(WHAT TO PRODUCE) Can you retype every row below exactly, leaving the pictures out of your answer?

(RECORDS SHOWN)

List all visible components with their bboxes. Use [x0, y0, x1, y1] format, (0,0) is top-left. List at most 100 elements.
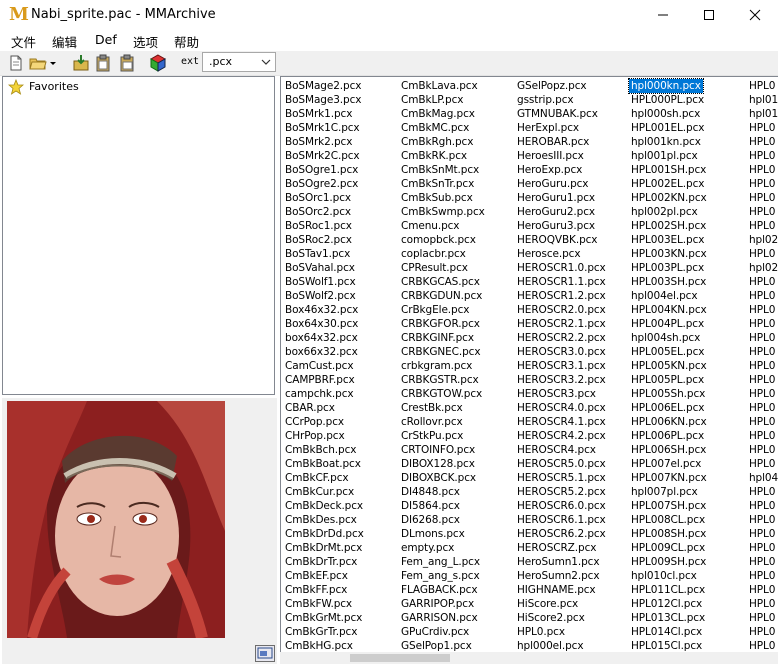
file-item[interactable]: HPL0: [749, 569, 775, 583]
file-item[interactable]: CPResult.pcx: [401, 261, 468, 275]
file-item[interactable]: HPL0: [749, 373, 775, 387]
file-item[interactable]: HPL0: [749, 177, 775, 191]
file-item[interactable]: HPL0: [749, 429, 775, 443]
file-item[interactable]: hpl02: [749, 261, 778, 275]
file-item[interactable]: CmBkDrTr.pcx: [285, 555, 357, 569]
file-item[interactable]: HPL006EL.pcx: [631, 401, 705, 415]
file-item[interactable]: HEROSCR2.2.pcx: [517, 331, 606, 345]
file-item[interactable]: CRBKGNEC.pcx: [401, 345, 481, 359]
file-item[interactable]: BoSRoc2.pcx: [285, 233, 352, 247]
file-item[interactable]: HPL0: [749, 247, 775, 261]
file-item[interactable]: HPL0: [749, 443, 775, 457]
menu-help[interactable]: 帮助: [174, 32, 199, 51]
file-item[interactable]: CmBkCur.pcx: [285, 485, 354, 499]
file-item[interactable]: GTMNUBAK.pcx: [517, 107, 598, 121]
file-item[interactable]: Herosce.pcx: [517, 247, 581, 261]
file-item[interactable]: hpl01: [749, 107, 778, 121]
file-item[interactable]: HEROSCR4.2.pcx: [517, 429, 606, 443]
file-item[interactable]: HPL009CL.pcx: [631, 541, 705, 555]
file-item[interactable]: HPL003EL.pcx: [631, 233, 705, 247]
file-item[interactable]: CmBkDeck.pcx: [285, 499, 363, 513]
file-item[interactable]: hpl010cl.pcx: [631, 569, 697, 583]
preview-toggle-button[interactable]: [255, 645, 275, 662]
file-item[interactable]: BoSTav1.pcx: [285, 247, 350, 261]
minimize-button[interactable]: [640, 0, 686, 30]
file-item[interactable]: HPL0: [749, 415, 775, 429]
file-list[interactable]: BoSMage2.pcx BoSMage3.pcx BoSMrk1.pcx BoSMr…: [280, 76, 778, 653]
file-item[interactable]: CrStkPu.pcx: [401, 429, 463, 443]
file-item[interactable]: CmBkBoat.pcx: [285, 457, 361, 471]
file-item[interactable]: HPL0: [749, 79, 775, 93]
file-item[interactable]: HPL0: [749, 513, 775, 527]
file-item[interactable]: hpl004sh.pcx: [631, 331, 700, 345]
file-item[interactable]: CrBkgEle.pcx: [401, 303, 470, 317]
file-item[interactable]: HeroGuru2.pcx: [517, 205, 595, 219]
file-item[interactable]: HIGHNAME.pcx: [517, 583, 596, 597]
file-item[interactable]: BoSWolf2.pcx: [285, 289, 356, 303]
file-item[interactable]: HPL007KN.pcx: [631, 471, 707, 485]
file-item[interactable]: HPL007SH.pcx: [631, 499, 706, 513]
file-item[interactable]: HPL0: [749, 555, 775, 569]
file-item[interactable]: HiScore2.pcx: [517, 611, 585, 625]
file-item[interactable]: HPL002EL.pcx: [631, 177, 705, 191]
file-item[interactable]: HEROBAR.pcx: [517, 135, 589, 149]
file-item[interactable]: DI5864.pcx: [401, 499, 460, 513]
file-item[interactable]: HPL014Cl.pcx: [631, 625, 702, 639]
file-item[interactable]: CBAR.pcx: [285, 401, 335, 415]
file-item[interactable]: Fem_ang_s.pcx: [401, 569, 480, 583]
file-item[interactable]: HPL0: [749, 275, 775, 289]
file-item[interactable]: HPL0: [749, 611, 775, 625]
file-item[interactable]: CmBkLP.pcx: [401, 93, 463, 107]
file-item[interactable]: BoSOgre2.pcx: [285, 177, 358, 191]
file-item[interactable]: CmBkRgh.pcx: [401, 135, 473, 149]
file-item[interactable]: DI6268.pcx: [401, 513, 460, 527]
file-item[interactable]: CmBkFW.pcx: [285, 597, 352, 611]
file-item[interactable]: HPL0: [749, 345, 775, 359]
paste-icon[interactable]: [118, 54, 136, 72]
file-item[interactable]: CrestBk.pcx: [401, 401, 463, 415]
file-item[interactable]: CmBkGrMt.pcx: [285, 611, 362, 625]
file-item[interactable]: HPL0: [749, 541, 775, 555]
file-item[interactable]: comopbck.pcx: [401, 233, 476, 247]
maximize-button[interactable]: [686, 0, 732, 30]
file-item[interactable]: HPL0: [749, 331, 775, 345]
package-icon[interactable]: [149, 54, 167, 72]
file-item[interactable]: CmBkDes.pcx: [285, 513, 357, 527]
file-item[interactable]: CRBKGCAS.pcx: [401, 275, 480, 289]
file-item[interactable]: HEROSCR3.0.pcx: [517, 345, 606, 359]
file-item[interactable]: CmBkHG.pcx: [285, 639, 353, 653]
file-item[interactable]: CAMPBRF.pcx: [285, 373, 355, 387]
file-item[interactable]: HeroGuru.pcx: [517, 177, 589, 191]
file-item[interactable]: hpl02: [749, 233, 778, 247]
file-item[interactable]: HEROSCR2.1.pcx: [517, 317, 606, 331]
file-item[interactable]: HeroesIII.pcx: [517, 149, 584, 163]
menu-file[interactable]: 文件: [11, 32, 36, 51]
file-item[interactable]: CmBkSnMt.pcx: [401, 163, 479, 177]
file-item[interactable]: CRBKGINF.pcx: [401, 331, 474, 345]
file-item[interactable]: HEROSCR2.0.pcx: [517, 303, 606, 317]
menu-def[interactable]: Def: [95, 32, 117, 47]
file-item[interactable]: BoSRoc1.pcx: [285, 219, 352, 233]
file-item[interactable]: HPL0: [749, 205, 775, 219]
file-item[interactable]: cRollovr.pcx: [401, 415, 463, 429]
file-item[interactable]: CmBkEF.pcx: [285, 569, 348, 583]
file-item[interactable]: HPL001EL.pcx: [631, 121, 705, 135]
file-item[interactable]: HEROSCR6.0.pcx: [517, 499, 606, 513]
file-item[interactable]: DLmons.pcx: [401, 527, 465, 541]
file-item[interactable]: HEROSCR5.1.pcx: [517, 471, 606, 485]
file-item[interactable]: HPL0: [749, 639, 775, 653]
file-item[interactable]: HEROSCR3.1.pcx: [517, 359, 606, 373]
file-item[interactable]: box64x32.pcx: [285, 331, 358, 345]
file-item[interactable]: HPL0: [749, 303, 775, 317]
file-item[interactable]: hpl004el.pcx: [631, 289, 698, 303]
file-item[interactable]: hpl001pl.pcx: [631, 149, 698, 163]
file-item[interactable]: HPL0: [749, 457, 775, 471]
file-item[interactable]: hpl001kn.pcx: [631, 135, 701, 149]
file-item[interactable]: BoSVahal.pcx: [285, 261, 355, 275]
file-item[interactable]: crbkgram.pcx: [401, 359, 472, 373]
file-item[interactable]: DIBOX128.pcx: [401, 457, 475, 471]
file-item[interactable]: BoSMage2.pcx: [285, 79, 361, 93]
file-item[interactable]: HEROSCR5.0.pcx: [517, 457, 606, 471]
file-item[interactable]: CmBkGrTr.pcx: [285, 625, 357, 639]
scrollbar-thumb[interactable]: [350, 654, 450, 662]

(SOLUTION TO THE PROBLEM)
List all visible components with their bboxes. Use [x0, y0, x1, y1] format, (0,0) is top-left. List at most 100 elements.
file-item[interactable]: HPL0: [749, 569, 775, 583]
file-item[interactable]: CPResult.pcx: [401, 261, 468, 275]
file-item[interactable]: HPL0: [749, 373, 775, 387]
file-item[interactable]: HPL0: [749, 177, 775, 191]
file-item[interactable]: HPL0: [749, 429, 775, 443]
file-item[interactable]: hpl02: [749, 261, 778, 275]
file-item[interactable]: CmBkDrTr.pcx: [285, 555, 357, 569]
file-item[interactable]: HPL006EL.pcx: [631, 401, 705, 415]
file-item[interactable]: HEROSCR2.2.pcx: [517, 331, 606, 345]
file-item[interactable]: CRBKGNEC.pcx: [401, 345, 481, 359]
file-item[interactable]: BoSRoc2.pcx: [285, 233, 352, 247]
file-item[interactable]: HPL0: [749, 247, 775, 261]
file-item[interactable]: HPL0: [749, 443, 775, 457]
menu-help[interactable]: 帮助: [174, 32, 199, 51]
file-item[interactable]: CmBkCur.pcx: [285, 485, 354, 499]
file-item[interactable]: GTMNUBAK.pcx: [517, 107, 598, 121]
file-item[interactable]: Herosce.pcx: [517, 247, 581, 261]
file-item[interactable]: hpl01: [749, 107, 778, 121]
file-item[interactable]: HEROSCR4.2.pcx: [517, 429, 606, 443]
file-item[interactable]: HPL009CL.pcx: [631, 541, 705, 555]
file-item[interactable]: HPL003EL.pcx: [631, 233, 705, 247]
file-item[interactable]: CmBkDeck.pcx: [285, 499, 363, 513]
file-item[interactable]: hpl010cl.pcx: [631, 569, 697, 583]
preview-toggle-button[interactable]: [255, 645, 275, 662]
file-item[interactable]: BoSTav1.pcx: [285, 247, 350, 261]
minimize-button[interactable]: [640, 0, 686, 30]
file-item[interactable]: HPL0: [749, 415, 775, 429]
file-list[interactable]: BoSMage2.pcx BoSMage3.pcx BoSMrk1.pcx BoSMr…: [280, 76, 778, 653]
file-item[interactable]: CrStkPu.pcx: [401, 429, 463, 443]
file-item[interactable]: CmBkBoat.pcx: [285, 457, 361, 471]
file-item[interactable]: HPL0: [749, 79, 775, 93]
file-item[interactable]: HPL0: [749, 513, 775, 527]
file-item[interactable]: hpl004sh.pcx: [631, 331, 700, 345]
file-item[interactable]: CrBkgEle.pcx: [401, 303, 470, 317]
file-item[interactable]: HeroGuru2.pcx: [517, 205, 595, 219]
file-item[interactable]: HIGHNAME.pcx: [517, 583, 596, 597]
file-item[interactable]: BoSWolf2.pcx: [285, 289, 356, 303]
file-item[interactable]: HPL007KN.pcx: [631, 471, 707, 485]
file-item[interactable]: HPL007SH.pcx: [631, 499, 706, 513]
file-item[interactable]: HPL0: [749, 555, 775, 569]
file-item[interactable]: HiScore2.pcx: [517, 611, 585, 625]
file-item[interactable]: HPL002EL.pcx: [631, 177, 705, 191]
file-item[interactable]: HEROBAR.pcx: [517, 135, 589, 149]
file-item[interactable]: DI5864.pcx: [401, 499, 460, 513]
file-item[interactable]: HPL014Cl.pcx: [631, 625, 702, 639]
file-item[interactable]: CBAR.pcx: [285, 401, 335, 415]
file-item[interactable]: Fem_ang_s.pcx: [401, 569, 480, 583]
file-item[interactable]: HPL0: [749, 275, 775, 289]
file-item[interactable]: HPL0: [749, 611, 775, 625]
file-item[interactable]: CmBkLP.pcx: [401, 93, 463, 107]
file-item[interactable]: BoSOgre2.pcx: [285, 177, 358, 191]
file-item[interactable]: CmBkRgh.pcx: [401, 135, 473, 149]
file-item[interactable]: DI6268.pcx: [401, 513, 460, 527]
file-item[interactable]: CmBkFW.pcx: [285, 597, 352, 611]
file-item[interactable]: HPL0: [749, 345, 775, 359]
paste-icon[interactable]: [118, 54, 136, 72]
file-item[interactable]: CrestBk.pcx: [401, 401, 463, 415]
file-item[interactable]: CmBkGrMt.pcx: [285, 611, 362, 625]
file-item[interactable]: HPL0: [749, 541, 775, 555]
file-item[interactable]: comopbck.pcx: [401, 233, 476, 247]
maximize-button[interactable]: [686, 0, 732, 30]
file-item[interactable]: HPL0: [749, 331, 775, 345]
package-icon[interactable]: [149, 54, 167, 72]
file-item[interactable]: CmBkDes.pcx: [285, 513, 357, 527]
file-item[interactable]: CRBKGCAS.pcx: [401, 275, 480, 289]
file-item[interactable]: HEROSCR3.0.pcx: [517, 345, 606, 359]
file-item[interactable]: CmBkHG.pcx: [285, 639, 353, 653]
file-item[interactable]: CAMPBRF.pcx: [285, 373, 355, 387]
file-item[interactable]: HeroGuru.pcx: [517, 177, 589, 191]
file-item[interactable]: hpl02: [749, 233, 778, 247]
file-item[interactable]: HEROSCR2.1.pcx: [517, 317, 606, 331]
file-item[interactable]: HeroesIII.pcx: [517, 149, 584, 163]
menu-file[interactable]: 文件: [11, 32, 36, 51]
file-item[interactable]: CmBkSnMt.pcx: [401, 163, 479, 177]
file-item[interactable]: CRBKGINF.pcx: [401, 331, 474, 345]
file-item[interactable]: HEROSCR2.0.pcx: [517, 303, 606, 317]
menu-def[interactable]: Def: [95, 32, 117, 47]
file-item[interactable]: BoSRoc1.pcx: [285, 219, 352, 233]
file-item[interactable]: HPL0: [749, 205, 775, 219]
file-item[interactable]: cRollovr.pcx: [401, 415, 463, 429]
file-item[interactable]: CmBkEF.pcx: [285, 569, 348, 583]
file-item[interactable]: HPL001EL.pcx: [631, 121, 705, 135]
file-item[interactable]: HEROSCR6.0.pcx: [517, 499, 606, 513]
file-item[interactable]: DLmons.pcx: [401, 527, 465, 541]
file-item[interactable]: HEROSCR5.1.pcx: [517, 471, 606, 485]
file-item[interactable]: HPL0: [749, 639, 775, 653]
file-item[interactable]: HEROSCR3.1.pcx: [517, 359, 606, 373]
file-item[interactable]: box64x32.pcx: [285, 331, 358, 345]
file-item[interactable]: HPL0: [749, 303, 775, 317]
file-item[interactable]: hpl004el.pcx: [631, 289, 698, 303]
file-item[interactable]: hpl001pl.pcx: [631, 149, 698, 163]
file-item[interactable]: HPL0: [749, 457, 775, 471]
file-item[interactable]: hpl001kn.pcx: [631, 135, 701, 149]
file-item[interactable]: BoSVahal.pcx: [285, 261, 355, 275]
file-item[interactable]: crbkgram.pcx: [401, 359, 472, 373]
file-item[interactable]: DIBOX128.pcx: [401, 457, 475, 471]
file-item[interactable]: BoSMage2.pcx: [285, 79, 361, 93]
file-item[interactable]: HEROSCR5.0.pcx: [517, 457, 606, 471]
file-item[interactable]: CmBkGrTr.pcx: [285, 625, 357, 639]
scrollbar-thumb[interactable]: [350, 654, 450, 662]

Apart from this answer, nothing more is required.